Directive:
Read the data and repeat all of it exactly.

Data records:
*-*-*

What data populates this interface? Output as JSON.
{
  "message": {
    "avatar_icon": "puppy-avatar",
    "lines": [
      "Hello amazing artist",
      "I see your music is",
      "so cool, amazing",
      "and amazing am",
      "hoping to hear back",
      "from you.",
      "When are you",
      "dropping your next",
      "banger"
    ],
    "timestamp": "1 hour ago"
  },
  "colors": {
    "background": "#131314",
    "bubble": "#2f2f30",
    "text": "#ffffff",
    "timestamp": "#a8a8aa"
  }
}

*-*-*

Task solution:
What data populates this interface? Output as JSON.
{
  "message": {
    "avatar_icon": "puppy-avatar",
    "lines": [
      "Hello amazing artist",
      "I see your music is",
      "so cool, amazing",
      "and amazing am",
      "hoping to hear back",
      "from you.",
      "When are you",
      "dropping your next",
      "banger"
    ],
    "timestamp": "1 hour ago"
  },
  "colors": {
    "background": "#131314",
    "bubble": "#2f2f30",
    "text": "#ffffff",
    "timestamp": "#a8a8aa"
  }
}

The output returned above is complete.